- _YOUR GOAL_
Repeat the records word for word, excluding any picture.
--- begin PROVIDED MATERIAL ---
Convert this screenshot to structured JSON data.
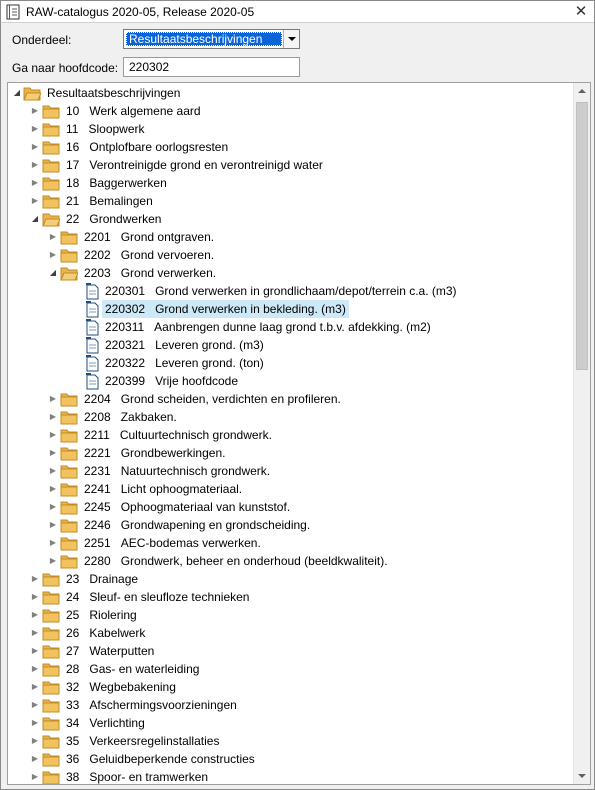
{
  "window": {
    "title": "RAW-catalogus 2020-05, Release 2020-05",
    "close_label": "✕"
  },
  "form": {
    "onderdeel_label": "Onderdeel:",
    "onderdeel_value": "Resultaatsbeschrijvingen",
    "hoofdcode_label": "Ga naar hoofdcode:",
    "hoofdcode_value": "220302"
  },
  "tree": {
    "root": "Resultaatsbeschrijvingen",
    "items": [
      {
        "code": "10",
        "text": "Werk algemene aard"
      },
      {
        "code": "11",
        "text": "Sloopwerk"
      },
      {
        "code": "16",
        "text": "Ontplofbare oorlogsresten"
      },
      {
        "code": "17",
        "text": "Verontreinigde grond en verontreinigd water"
      },
      {
        "code": "18",
        "text": "Baggerwerken"
      },
      {
        "code": "21",
        "text": "Bemalingen"
      },
      {
        "code": "22",
        "text": "Grondwerken"
      },
      {
        "code": "2201",
        "text": "Grond ontgraven."
      },
      {
        "code": "2202",
        "text": "Grond vervoeren."
      },
      {
        "code": "2203",
        "text": "Grond verwerken."
      },
      {
        "code": "220301",
        "text": "Grond verwerken in grondlichaam/depot/terrein c.a. (m3)"
      },
      {
        "code": "220302",
        "text": "Grond verwerken in bekleding. (m3)"
      },
      {
        "code": "220311",
        "text": "Aanbrengen dunne laag grond t.b.v. afdekking. (m2)"
      },
      {
        "code": "220321",
        "text": "Leveren grond. (m3)"
      },
      {
        "code": "220322",
        "text": "Leveren grond. (ton)"
      },
      {
        "code": "220399",
        "text": "Vrije hoofdcode"
      },
      {
        "code": "2204",
        "text": "Grond scheiden, verdichten en profileren."
      },
      {
        "code": "2208",
        "text": "Zakbaken."
      },
      {
        "code": "2211",
        "text": "Cultuurtechnisch grondwerk."
      },
      {
        "code": "2221",
        "text": "Grondbewerkingen."
      },
      {
        "code": "2231",
        "text": "Natuurtechnisch grondwerk."
      },
      {
        "code": "2241",
        "text": "Licht ophoogmateriaal."
      },
      {
        "code": "2245",
        "text": "Ophoogmateriaal van kunststof."
      },
      {
        "code": "2246",
        "text": "Grondwapening en grondscheiding."
      },
      {
        "code": "2251",
        "text": "AEC-bodemas verwerken."
      },
      {
        "code": "2280",
        "text": "Grondwerk, beheer en onderhoud (beeldkwaliteit)."
      },
      {
        "code": "23",
        "text": "Drainage"
      },
      {
        "code": "24",
        "text": "Sleuf- en sleufloze technieken"
      },
      {
        "code": "25",
        "text": "Riolering"
      },
      {
        "code": "26",
        "text": "Kabelwerk"
      },
      {
        "code": "27",
        "text": "Waterputten"
      },
      {
        "code": "28",
        "text": "Gas- en waterleiding"
      },
      {
        "code": "32",
        "text": "Wegbebakening"
      },
      {
        "code": "33",
        "text": "Afschermingsvoorzieningen"
      },
      {
        "code": "34",
        "text": "Verlichting"
      },
      {
        "code": "35",
        "text": "Verkeersregelinstallaties"
      },
      {
        "code": "36",
        "text": "Geluidbeperkende constructies"
      },
      {
        "code": "38",
        "text": "Spoor- en tramwerken"
      }
    ]
  },
  "icons": {
    "folder_color": "#e8b450",
    "document_color": "#1f4e79",
    "selection_color": "#cde8f7"
  }
}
--- end PROVIDED MATERIAL ---
- _COMPLETE OUTPUT_
Convert this screenshot to structured JSON data.
{
  "window": {
    "title": "RAW-catalogus 2020-05, Release 2020-05",
    "close_label": "✕"
  },
  "form": {
    "onderdeel_label": "Onderdeel:",
    "onderdeel_value": "Resultaatsbeschrijvingen",
    "hoofdcode_label": "Ga naar hoofdcode:",
    "hoofdcode_value": "220302"
  },
  "tree": {
    "root": "Resultaatsbeschrijvingen",
    "items": [
      {
        "code": "10",
        "text": "Werk algemene aard"
      },
      {
        "code": "11",
        "text": "Sloopwerk"
      },
      {
        "code": "16",
        "text": "Ontplofbare oorlogsresten"
      },
      {
        "code": "17",
        "text": "Verontreinigde grond en verontreinigd water"
      },
      {
        "code": "18",
        "text": "Baggerwerken"
      },
      {
        "code": "21",
        "text": "Bemalingen"
      },
      {
        "code": "22",
        "text": "Grondwerken"
      },
      {
        "code": "2201",
        "text": "Grond ontgraven."
      },
      {
        "code": "2202",
        "text": "Grond vervoeren."
      },
      {
        "code": "2203",
        "text": "Grond verwerken."
      },
      {
        "code": "220301",
        "text": "Grond verwerken in grondlichaam/depot/terrein c.a. (m3)"
      },
      {
        "code": "220302",
        "text": "Grond verwerken in bekleding. (m3)"
      },
      {
        "code": "220311",
        "text": "Aanbrengen dunne laag grond t.b.v. afdekking. (m2)"
      },
      {
        "code": "220321",
        "text": "Leveren grond. (m3)"
      },
      {
        "code": "220322",
        "text": "Leveren grond. (ton)"
      },
      {
        "code": "220399",
        "text": "Vrije hoofdcode"
      },
      {
        "code": "2204",
        "text": "Grond scheiden, verdichten en profileren."
      },
      {
        "code": "2208",
        "text": "Zakbaken."
      },
      {
        "code": "2211",
        "text": "Cultuurtechnisch grondwerk."
      },
      {
        "code": "2221",
        "text": "Grondbewerkingen."
      },
      {
        "code": "2231",
        "text": "Natuurtechnisch grondwerk."
      },
      {
        "code": "2241",
        "text": "Licht ophoogmateriaal."
      },
      {
        "code": "2245",
        "text": "Ophoogmateriaal van kunststof."
      },
      {
        "code": "2246",
        "text": "Grondwapening en grondscheiding."
      },
      {
        "code": "2251",
        "text": "AEC-bodemas verwerken."
      },
      {
        "code": "2280",
        "text": "Grondwerk, beheer en onderhoud (beeldkwaliteit)."
      },
      {
        "code": "23",
        "text": "Drainage"
      },
      {
        "code": "24",
        "text": "Sleuf- en sleufloze technieken"
      },
      {
        "code": "25",
        "text": "Riolering"
      },
      {
        "code": "26",
        "text": "Kabelwerk"
      },
      {
        "code": "27",
        "text": "Waterputten"
      },
      {
        "code": "28",
        "text": "Gas- en waterleiding"
      },
      {
        "code": "32",
        "text": "Wegbebakening"
      },
      {
        "code": "33",
        "text": "Afschermingsvoorzieningen"
      },
      {
        "code": "34",
        "text": "Verlichting"
      },
      {
        "code": "35",
        "text": "Verkeersregelinstallaties"
      },
      {
        "code": "36",
        "text": "Geluidbeperkende constructies"
      },
      {
        "code": "38",
        "text": "Spoor- en tramwerken"
      }
    ]
  },
  "icons": {
    "folder_color": "#e8b450",
    "document_color": "#1f4e79",
    "selection_color": "#cde8f7"
  }
}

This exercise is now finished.